**WORK REQUIRED**
Filter for the word "this" and keep each matching line.

**GIVEN DATA**
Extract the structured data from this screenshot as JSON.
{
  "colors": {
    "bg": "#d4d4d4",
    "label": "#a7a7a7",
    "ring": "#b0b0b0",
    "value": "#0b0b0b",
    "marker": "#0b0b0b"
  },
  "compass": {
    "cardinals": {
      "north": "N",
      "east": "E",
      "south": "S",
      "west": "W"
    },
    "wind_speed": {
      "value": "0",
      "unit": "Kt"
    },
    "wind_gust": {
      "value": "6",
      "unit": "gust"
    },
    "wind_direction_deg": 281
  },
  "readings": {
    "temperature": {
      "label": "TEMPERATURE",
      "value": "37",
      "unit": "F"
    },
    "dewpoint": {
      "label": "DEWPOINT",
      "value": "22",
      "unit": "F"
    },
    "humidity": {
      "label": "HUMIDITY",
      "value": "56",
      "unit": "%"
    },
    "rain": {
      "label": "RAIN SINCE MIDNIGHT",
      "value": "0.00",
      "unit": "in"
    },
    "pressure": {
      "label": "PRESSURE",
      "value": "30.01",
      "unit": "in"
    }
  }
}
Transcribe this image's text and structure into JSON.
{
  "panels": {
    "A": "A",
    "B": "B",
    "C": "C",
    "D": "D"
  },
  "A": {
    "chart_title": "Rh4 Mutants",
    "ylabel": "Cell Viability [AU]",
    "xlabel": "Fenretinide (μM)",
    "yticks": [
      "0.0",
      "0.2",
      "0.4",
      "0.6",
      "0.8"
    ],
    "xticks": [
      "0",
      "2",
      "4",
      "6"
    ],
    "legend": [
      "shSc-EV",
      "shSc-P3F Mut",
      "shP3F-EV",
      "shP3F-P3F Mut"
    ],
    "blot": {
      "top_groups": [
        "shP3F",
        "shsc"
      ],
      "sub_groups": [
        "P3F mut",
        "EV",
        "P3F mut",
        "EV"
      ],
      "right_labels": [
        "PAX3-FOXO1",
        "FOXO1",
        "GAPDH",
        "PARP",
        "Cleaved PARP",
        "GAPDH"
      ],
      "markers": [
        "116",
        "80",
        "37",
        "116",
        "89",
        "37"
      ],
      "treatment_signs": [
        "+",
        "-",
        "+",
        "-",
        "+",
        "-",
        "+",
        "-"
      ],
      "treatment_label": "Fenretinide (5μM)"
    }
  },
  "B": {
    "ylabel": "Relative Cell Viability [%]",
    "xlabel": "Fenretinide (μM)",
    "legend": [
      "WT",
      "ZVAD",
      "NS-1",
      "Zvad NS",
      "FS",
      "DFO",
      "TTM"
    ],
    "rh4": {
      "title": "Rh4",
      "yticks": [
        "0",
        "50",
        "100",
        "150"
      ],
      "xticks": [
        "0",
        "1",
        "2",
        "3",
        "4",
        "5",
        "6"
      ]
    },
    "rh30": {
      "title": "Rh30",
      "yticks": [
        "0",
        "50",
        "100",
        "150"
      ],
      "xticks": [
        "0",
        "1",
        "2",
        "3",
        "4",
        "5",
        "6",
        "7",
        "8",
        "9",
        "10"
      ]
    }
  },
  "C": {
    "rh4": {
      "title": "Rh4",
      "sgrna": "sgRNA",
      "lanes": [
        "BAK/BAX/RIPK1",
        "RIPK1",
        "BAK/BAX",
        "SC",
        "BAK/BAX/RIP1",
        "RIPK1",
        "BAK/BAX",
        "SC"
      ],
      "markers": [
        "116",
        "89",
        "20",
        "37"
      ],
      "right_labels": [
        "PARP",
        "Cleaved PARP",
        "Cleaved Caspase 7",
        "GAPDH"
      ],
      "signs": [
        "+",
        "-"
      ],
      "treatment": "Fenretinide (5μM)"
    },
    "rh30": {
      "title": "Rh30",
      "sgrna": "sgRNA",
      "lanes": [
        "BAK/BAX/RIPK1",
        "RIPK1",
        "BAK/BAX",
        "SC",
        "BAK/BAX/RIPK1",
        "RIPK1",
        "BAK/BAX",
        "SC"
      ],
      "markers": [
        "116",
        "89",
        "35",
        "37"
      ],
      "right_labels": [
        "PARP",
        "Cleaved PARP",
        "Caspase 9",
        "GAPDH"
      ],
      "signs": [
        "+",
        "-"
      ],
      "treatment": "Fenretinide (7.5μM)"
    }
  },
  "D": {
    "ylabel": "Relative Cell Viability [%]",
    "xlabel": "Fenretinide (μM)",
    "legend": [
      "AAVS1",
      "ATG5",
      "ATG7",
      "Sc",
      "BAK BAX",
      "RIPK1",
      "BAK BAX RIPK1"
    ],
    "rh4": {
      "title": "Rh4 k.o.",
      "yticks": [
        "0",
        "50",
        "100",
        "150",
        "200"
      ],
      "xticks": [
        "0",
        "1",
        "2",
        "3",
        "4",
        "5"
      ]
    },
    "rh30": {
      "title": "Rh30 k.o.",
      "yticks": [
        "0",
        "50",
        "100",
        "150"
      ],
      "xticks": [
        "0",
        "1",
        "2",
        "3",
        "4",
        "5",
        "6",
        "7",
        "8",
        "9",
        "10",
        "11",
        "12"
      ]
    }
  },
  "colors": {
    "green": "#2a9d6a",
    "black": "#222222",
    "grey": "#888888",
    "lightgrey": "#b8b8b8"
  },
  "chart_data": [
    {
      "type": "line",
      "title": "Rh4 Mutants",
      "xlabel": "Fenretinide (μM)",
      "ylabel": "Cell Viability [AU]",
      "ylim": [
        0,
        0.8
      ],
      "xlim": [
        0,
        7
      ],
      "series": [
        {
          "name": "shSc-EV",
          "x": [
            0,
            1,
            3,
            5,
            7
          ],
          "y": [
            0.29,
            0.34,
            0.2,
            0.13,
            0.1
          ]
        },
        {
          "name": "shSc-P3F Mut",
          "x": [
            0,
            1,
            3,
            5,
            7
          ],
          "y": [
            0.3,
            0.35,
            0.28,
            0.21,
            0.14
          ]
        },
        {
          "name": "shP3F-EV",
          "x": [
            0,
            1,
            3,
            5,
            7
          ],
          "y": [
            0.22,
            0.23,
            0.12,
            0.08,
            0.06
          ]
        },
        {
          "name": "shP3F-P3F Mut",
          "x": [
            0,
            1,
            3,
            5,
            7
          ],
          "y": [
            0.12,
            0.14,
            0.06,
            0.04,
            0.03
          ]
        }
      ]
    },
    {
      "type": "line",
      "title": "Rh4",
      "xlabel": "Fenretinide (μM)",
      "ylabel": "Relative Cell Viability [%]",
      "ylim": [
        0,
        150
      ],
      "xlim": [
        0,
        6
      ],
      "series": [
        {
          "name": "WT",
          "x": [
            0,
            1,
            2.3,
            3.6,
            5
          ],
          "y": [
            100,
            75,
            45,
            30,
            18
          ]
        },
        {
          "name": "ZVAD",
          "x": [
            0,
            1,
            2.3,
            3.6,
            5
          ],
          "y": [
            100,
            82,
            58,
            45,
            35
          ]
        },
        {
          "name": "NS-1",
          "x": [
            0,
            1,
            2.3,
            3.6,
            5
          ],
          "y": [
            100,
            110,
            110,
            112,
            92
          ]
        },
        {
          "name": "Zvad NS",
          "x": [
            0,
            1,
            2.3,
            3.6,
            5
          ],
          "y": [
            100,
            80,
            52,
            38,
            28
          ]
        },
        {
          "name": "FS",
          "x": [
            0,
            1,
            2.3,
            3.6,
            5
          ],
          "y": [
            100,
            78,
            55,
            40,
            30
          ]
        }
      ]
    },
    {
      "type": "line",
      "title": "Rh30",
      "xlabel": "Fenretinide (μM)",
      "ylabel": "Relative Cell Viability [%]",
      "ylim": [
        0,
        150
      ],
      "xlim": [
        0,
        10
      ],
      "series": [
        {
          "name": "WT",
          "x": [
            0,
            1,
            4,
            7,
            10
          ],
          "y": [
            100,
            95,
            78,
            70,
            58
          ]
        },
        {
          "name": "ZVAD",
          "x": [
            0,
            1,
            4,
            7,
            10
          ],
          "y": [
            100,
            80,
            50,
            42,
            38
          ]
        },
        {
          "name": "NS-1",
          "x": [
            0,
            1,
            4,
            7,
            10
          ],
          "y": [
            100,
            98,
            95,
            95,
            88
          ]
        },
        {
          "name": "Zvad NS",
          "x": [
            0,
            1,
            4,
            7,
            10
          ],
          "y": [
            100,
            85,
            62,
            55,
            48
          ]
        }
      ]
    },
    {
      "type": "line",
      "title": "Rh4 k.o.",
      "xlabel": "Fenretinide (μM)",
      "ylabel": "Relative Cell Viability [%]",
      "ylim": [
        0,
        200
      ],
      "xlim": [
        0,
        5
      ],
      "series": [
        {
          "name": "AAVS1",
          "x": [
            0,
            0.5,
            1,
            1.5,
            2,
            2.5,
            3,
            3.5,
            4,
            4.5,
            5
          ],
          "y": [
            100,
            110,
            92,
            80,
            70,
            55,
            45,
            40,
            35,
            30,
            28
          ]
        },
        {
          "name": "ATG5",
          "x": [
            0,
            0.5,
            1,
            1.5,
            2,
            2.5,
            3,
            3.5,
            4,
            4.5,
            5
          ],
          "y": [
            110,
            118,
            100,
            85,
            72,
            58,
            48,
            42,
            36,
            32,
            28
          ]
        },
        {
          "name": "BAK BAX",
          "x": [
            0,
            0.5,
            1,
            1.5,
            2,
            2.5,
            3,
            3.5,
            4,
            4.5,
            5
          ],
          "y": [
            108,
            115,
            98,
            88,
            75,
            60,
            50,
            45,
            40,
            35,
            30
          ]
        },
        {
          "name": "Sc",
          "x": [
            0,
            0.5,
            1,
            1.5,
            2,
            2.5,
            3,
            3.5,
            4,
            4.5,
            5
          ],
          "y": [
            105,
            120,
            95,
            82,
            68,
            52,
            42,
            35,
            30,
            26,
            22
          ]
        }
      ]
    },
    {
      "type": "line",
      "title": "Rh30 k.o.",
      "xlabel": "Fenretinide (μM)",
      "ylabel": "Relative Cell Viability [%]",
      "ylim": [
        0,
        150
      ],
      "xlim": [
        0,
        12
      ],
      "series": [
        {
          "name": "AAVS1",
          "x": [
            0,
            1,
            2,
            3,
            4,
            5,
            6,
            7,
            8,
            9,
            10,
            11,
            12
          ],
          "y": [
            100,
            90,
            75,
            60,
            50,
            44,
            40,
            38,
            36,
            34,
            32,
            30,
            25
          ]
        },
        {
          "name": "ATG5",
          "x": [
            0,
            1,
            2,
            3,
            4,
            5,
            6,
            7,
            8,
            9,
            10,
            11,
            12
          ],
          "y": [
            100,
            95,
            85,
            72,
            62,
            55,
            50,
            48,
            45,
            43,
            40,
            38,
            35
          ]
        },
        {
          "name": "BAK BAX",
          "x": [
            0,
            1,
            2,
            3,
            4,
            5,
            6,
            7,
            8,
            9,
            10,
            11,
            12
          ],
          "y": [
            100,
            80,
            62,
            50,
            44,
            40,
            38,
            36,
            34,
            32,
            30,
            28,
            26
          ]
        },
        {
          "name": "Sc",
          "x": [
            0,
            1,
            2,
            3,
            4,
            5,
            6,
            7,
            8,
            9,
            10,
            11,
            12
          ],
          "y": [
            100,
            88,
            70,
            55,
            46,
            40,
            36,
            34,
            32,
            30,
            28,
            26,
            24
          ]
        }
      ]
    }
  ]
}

**RESPONSE TO THE EXERCISE**
Extract the structured data from this screenshot as JSON.
Transcribe this image's text and structure into JSON.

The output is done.